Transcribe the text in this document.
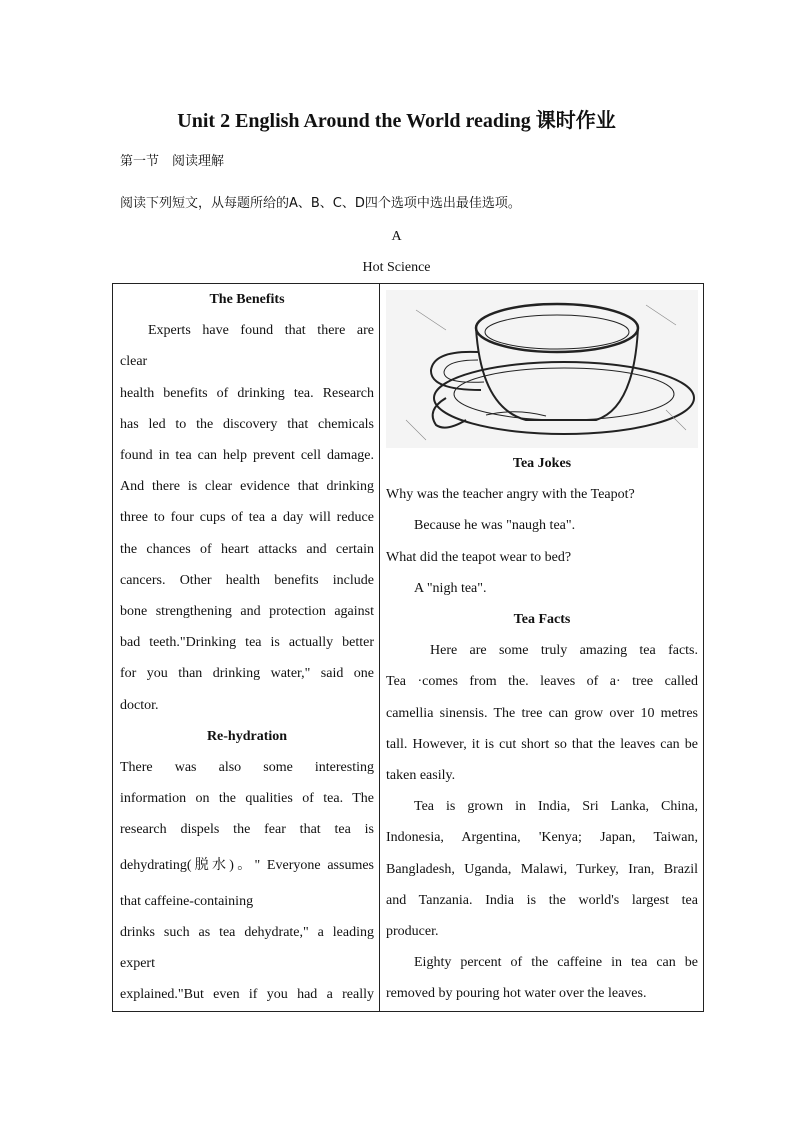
Unit 2 English Around the World reading 课时作业
第一节　阅读理解
阅读下列短文，从每题所给的A、B、C、D四个选项中选出最佳选项。
A
Hot Science

The Benefits

Experts have found that there are

clear

health benefits of drinking tea. Research

has led to the discovery that chemicals

found in tea can help prevent cell damage.

And there is clear evidence that drinking

three to four cups of tea a day will reduce

the chances of heart attacks and certain

cancers. Other health benefits include

bone strengthening and protection against

bad teeth."Drinking tea is actually better

for you than drinking water," said one

doctor.

Re-hydration

There was also some interesting

information on the qualities of tea. The

research dispels the fear that tea is

dehydrating(脱水)。" Everyone assumes

that caffeine-containing

drinks such as tea dehydrate," a leading

expert

explained."But even if you had a really

Tea Jokes

Why was the teacher angry with the Teapot?

Because he was "naugh tea".

What did the teapot wear to bed?

A "nigh tea".

Tea Facts

Here are some truly amazing tea facts.

Tea ·comes from the. leaves of a· tree called

camellia sinensis. The tree can grow over 10 metres

tall. However, it is cut short so that the leaves can be

taken easily.

Tea is grown in India, Sri Lanka, China,

Indonesia, Argentina, 'Kenya; Japan, Taiwan,

Bangladesh, Uganda, Malawi, Turkey, Iran, Brazil

and Tanzania. India is the world's largest tea

producer.

Eighty percent of the caffeine in tea can be

removed by pouring hot water over the leaves.
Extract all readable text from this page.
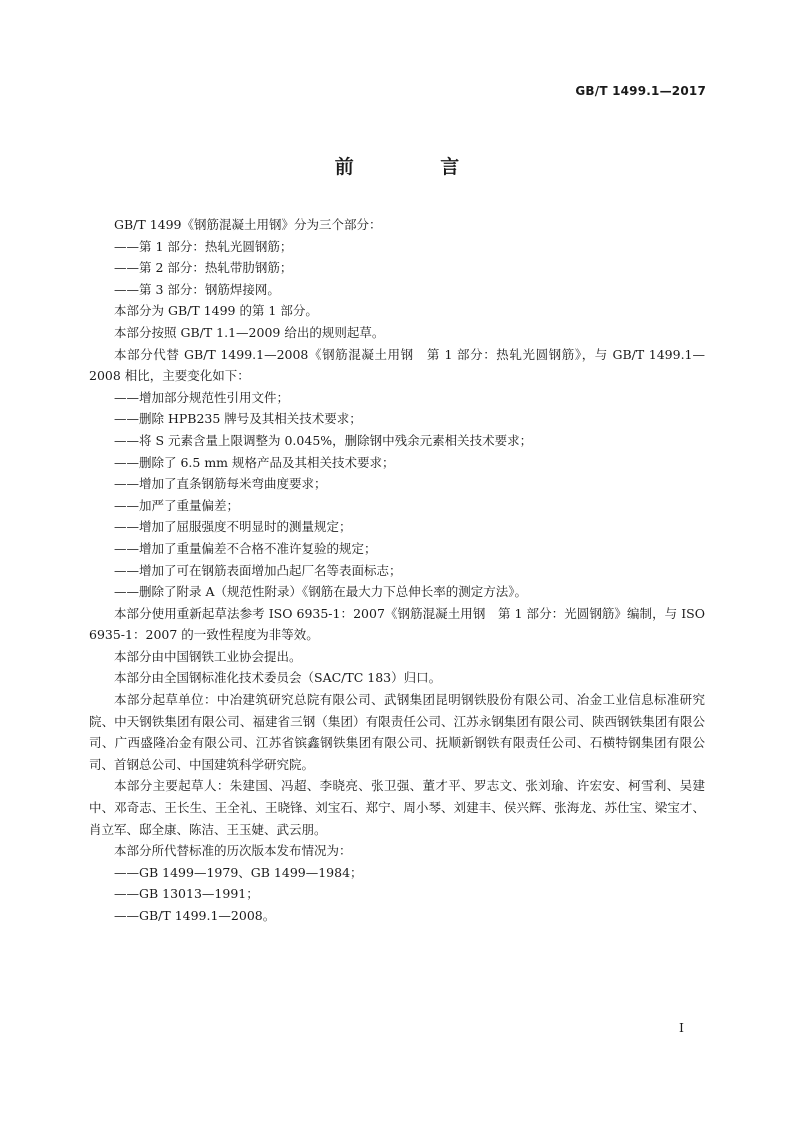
GB/T 1499.1—2017
前 言

GB/T 1499《钢筋混凝土用钢》分为三个部分：

——第 1 部分：热轧光圆钢筋；

——第 2 部分：热轧带肋钢筋；

——第 3 部分：钢筋焊接网。

本部分为 GB/T 1499 的第 1 部分。

本部分按照 GB/T 1.1—2009 给出的规则起草。

本部分代替 GB/T 1499.1—2008《钢筋混凝土用钢　第 1 部分：热轧光圆钢筋》，与 GB/T 1499.1—2008 相比，主要变化如下：

——增加部分规范性引用文件；

——删除 HPB235 牌号及其相关技术要求；

——将 S 元素含量上限调整为 0.045%，删除钢中残余元素相关技术要求；

——删除了 6.5 mm 规格产品及其相关技术要求；

——增加了直条钢筋每米弯曲度要求；

——加严了重量偏差；

——增加了屈服强度不明显时的测量规定；

——增加了重量偏差不合格不准许复验的规定；

——增加了可在钢筋表面增加凸起厂名等表面标志；

——删除了附录 A（规范性附录）《钢筋在最大力下总伸长率的测定方法》。

本部分使用重新起草法参考 ISO 6935-1：2007《钢筋混凝土用钢　第 1 部分：光圆钢筋》编制，与 ISO 6935-1：2007 的一致性程度为非等效。

本部分由中国钢铁工业协会提出。

本部分由全国钢标准化技术委员会（SAC/TC 183）归口。

本部分起草单位：中冶建筑研究总院有限公司、武钢集团昆明钢铁股份有限公司、冶金工业信息标准研究院、中天钢铁集团有限公司、福建省三钢（集团）有限责任公司、江苏永钢集团有限公司、陕西钢铁集团有限公司、广西盛隆冶金有限公司、江苏省镔鑫钢铁集团有限公司、抚顺新钢铁有限责任公司、石横特钢集团有限公司、首钢总公司、中国建筑科学研究院。

本部分主要起草人：朱建国、冯超、李晓亮、张卫强、董才平、罗志文、张刘瑜、许宏安、柯雪利、吴建中、邓奇志、王长生、王全礼、王晓锋、刘宝石、郑宁、周小琴、刘建丰、侯兴辉、张海龙、苏仕宝、梁宝才、肖立军、邸全康、陈洁、王玉婕、武云朋。

本部分所代替标准的历次版本发布情况为：

——GB 1499—1979、GB 1499—1984；

——GB 13013—1991；

——GB/T 1499.1—2008。

I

____

Select, from the listing, all lines that include the word "tree".

Tea ·comes from the. leaves of a· tree called
camellia sinensis. The tree can grow over 10 metres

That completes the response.